**Exercise material**
::::::
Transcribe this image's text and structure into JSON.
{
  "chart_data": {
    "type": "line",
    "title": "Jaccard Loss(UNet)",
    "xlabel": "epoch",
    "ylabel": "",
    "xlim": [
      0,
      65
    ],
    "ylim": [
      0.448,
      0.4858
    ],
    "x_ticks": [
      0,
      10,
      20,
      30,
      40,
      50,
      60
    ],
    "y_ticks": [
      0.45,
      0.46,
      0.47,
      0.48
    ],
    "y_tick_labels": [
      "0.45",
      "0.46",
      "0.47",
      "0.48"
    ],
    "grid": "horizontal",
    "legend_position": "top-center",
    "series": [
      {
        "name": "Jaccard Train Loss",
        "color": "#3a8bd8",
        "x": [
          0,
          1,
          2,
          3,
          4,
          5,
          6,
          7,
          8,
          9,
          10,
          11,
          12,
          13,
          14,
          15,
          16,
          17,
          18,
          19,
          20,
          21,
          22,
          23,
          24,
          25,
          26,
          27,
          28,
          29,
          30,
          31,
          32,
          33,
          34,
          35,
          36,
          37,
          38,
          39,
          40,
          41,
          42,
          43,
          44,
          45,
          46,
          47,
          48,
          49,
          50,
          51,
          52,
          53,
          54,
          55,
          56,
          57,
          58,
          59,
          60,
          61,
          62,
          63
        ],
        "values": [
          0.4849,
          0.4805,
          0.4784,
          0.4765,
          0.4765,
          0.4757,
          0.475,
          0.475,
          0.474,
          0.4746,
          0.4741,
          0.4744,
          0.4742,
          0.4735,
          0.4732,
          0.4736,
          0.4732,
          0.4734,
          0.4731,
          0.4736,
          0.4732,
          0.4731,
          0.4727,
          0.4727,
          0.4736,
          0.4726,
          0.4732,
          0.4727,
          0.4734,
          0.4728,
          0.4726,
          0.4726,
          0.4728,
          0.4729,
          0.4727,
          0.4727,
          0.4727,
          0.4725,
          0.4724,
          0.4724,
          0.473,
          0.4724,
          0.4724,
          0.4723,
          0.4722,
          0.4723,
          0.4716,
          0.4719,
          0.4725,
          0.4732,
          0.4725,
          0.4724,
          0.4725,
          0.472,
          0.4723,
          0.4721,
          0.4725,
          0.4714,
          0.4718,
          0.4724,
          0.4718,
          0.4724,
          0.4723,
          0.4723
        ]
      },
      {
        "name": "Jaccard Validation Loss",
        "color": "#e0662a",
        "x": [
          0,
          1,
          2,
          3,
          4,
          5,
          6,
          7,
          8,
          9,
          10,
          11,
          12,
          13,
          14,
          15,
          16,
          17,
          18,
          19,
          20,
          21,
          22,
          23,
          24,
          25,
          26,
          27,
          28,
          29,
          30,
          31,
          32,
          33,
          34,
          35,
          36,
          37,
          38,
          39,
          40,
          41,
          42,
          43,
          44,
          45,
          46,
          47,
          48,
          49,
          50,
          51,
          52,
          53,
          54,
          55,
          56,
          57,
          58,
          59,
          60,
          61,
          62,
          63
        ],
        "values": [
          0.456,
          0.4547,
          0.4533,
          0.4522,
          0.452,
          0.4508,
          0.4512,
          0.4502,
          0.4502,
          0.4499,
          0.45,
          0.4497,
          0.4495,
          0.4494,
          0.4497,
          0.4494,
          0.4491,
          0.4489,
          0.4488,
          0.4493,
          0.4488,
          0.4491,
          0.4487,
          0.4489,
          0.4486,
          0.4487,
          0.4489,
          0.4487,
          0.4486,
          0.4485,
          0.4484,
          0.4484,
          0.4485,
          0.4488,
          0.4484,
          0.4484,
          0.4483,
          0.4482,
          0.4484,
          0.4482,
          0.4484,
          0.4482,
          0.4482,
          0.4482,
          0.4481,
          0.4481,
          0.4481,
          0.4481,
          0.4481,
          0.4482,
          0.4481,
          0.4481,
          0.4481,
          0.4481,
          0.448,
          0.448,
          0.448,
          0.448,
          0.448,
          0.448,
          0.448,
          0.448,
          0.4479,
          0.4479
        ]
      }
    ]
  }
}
::::::
**Written problem**
Restate the data above word for word, please.

**Result of this exercise**
Transcribe this image's text and structure into JSON.
{
  "chart_data": {
    "type": "line",
    "title": "Jaccard Loss(UNet)",
    "xlabel": "epoch",
    "ylabel": "",
    "xlim": [
      0,
      65
    ],
    "ylim": [
      0.448,
      0.4858
    ],
    "x_ticks": [
      0,
      10,
      20,
      30,
      40,
      50,
      60
    ],
    "y_ticks": [
      0.45,
      0.46,
      0.47,
      0.48
    ],
    "y_tick_labels": [
      "0.45",
      "0.46",
      "0.47",
      "0.48"
    ],
    "grid": "horizontal",
    "legend_position": "top-center",
    "series": [
      {
        "name": "Jaccard Train Loss",
        "color": "#3a8bd8",
        "x": [
          0,
          1,
          2,
          3,
          4,
          5,
          6,
          7,
          8,
          9,
          10,
          11,
          12,
          13,
          14,
          15,
          16,
          17,
          18,
          19,
          20,
          21,
          22,
          23,
          24,
          25,
          26,
          27,
          28,
          29,
          30,
          31,
          32,
          33,
          34,
          35,
          36,
          37,
          38,
          39,
          40,
          41,
          42,
          43,
          44,
          45,
          46,
          47,
          48,
          49,
          50,
          51,
          52,
          53,
          54,
          55,
          56,
          57,
          58,
          59,
          60,
          61,
          62,
          63
        ],
        "values": [
          0.4849,
          0.4805,
          0.4784,
          0.4765,
          0.4765,
          0.4757,
          0.475,
          0.475,
          0.474,
          0.4746,
          0.4741,
          0.4744,
          0.4742,
          0.4735,
          0.4732,
          0.4736,
          0.4732,
          0.4734,
          0.4731,
          0.4736,
          0.4732,
          0.4731,
          0.4727,
          0.4727,
          0.4736,
          0.4726,
          0.4732,
          0.4727,
          0.4734,
          0.4728,
          0.4726,
          0.4726,
          0.4728,
          0.4729,
          0.4727,
          0.4727,
          0.4727,
          0.4725,
          0.4724,
          0.4724,
          0.473,
          0.4724,
          0.4724,
          0.4723,
          0.4722,
          0.4723,
          0.4716,
          0.4719,
          0.4725,
          0.4732,
          0.4725,
          0.4724,
          0.4725,
          0.472,
          0.4723,
          0.4721,
          0.4725,
          0.4714,
          0.4718,
          0.4724,
          0.4718,
          0.4724,
          0.4723,
          0.4723
        ]
      },
      {
        "name": "Jaccard Validation Loss",
        "color": "#e0662a",
        "x": [
          0,
          1,
          2,
          3,
          4,
          5,
          6,
          7,
          8,
          9,
          10,
          11,
          12,
          13,
          14,
          15,
          16,
          17,
          18,
          19,
          20,
          21,
          22,
          23,
          24,
          25,
          26,
          27,
          28,
          29,
          30,
          31,
          32,
          33,
          34,
          35,
          36,
          37,
          38,
          39,
          40,
          41,
          42,
          43,
          44,
          45,
          46,
          47,
          48,
          49,
          50,
          51,
          52,
          53,
          54,
          55,
          56,
          57,
          58,
          59,
          60,
          61,
          62,
          63
        ],
        "values": [
          0.456,
          0.4547,
          0.4533,
          0.4522,
          0.452,
          0.4508,
          0.4512,
          0.4502,
          0.4502,
          0.4499,
          0.45,
          0.4497,
          0.4495,
          0.4494,
          0.4497,
          0.4494,
          0.4491,
          0.4489,
          0.4488,
          0.4493,
          0.4488,
          0.4491,
          0.4487,
          0.4489,
          0.4486,
          0.4487,
          0.4489,
          0.4487,
          0.4486,
          0.4485,
          0.4484,
          0.4484,
          0.4485,
          0.4488,
          0.4484,
          0.4484,
          0.4483,
          0.4482,
          0.4484,
          0.4482,
          0.4484,
          0.4482,
          0.4482,
          0.4482,
          0.4481,
          0.4481,
          0.4481,
          0.4481,
          0.4481,
          0.4482,
          0.4481,
          0.4481,
          0.4481,
          0.4481,
          0.448,
          0.448,
          0.448,
          0.448,
          0.448,
          0.448,
          0.448,
          0.448,
          0.4479,
          0.4479
        ]
      }
    ]
  }
}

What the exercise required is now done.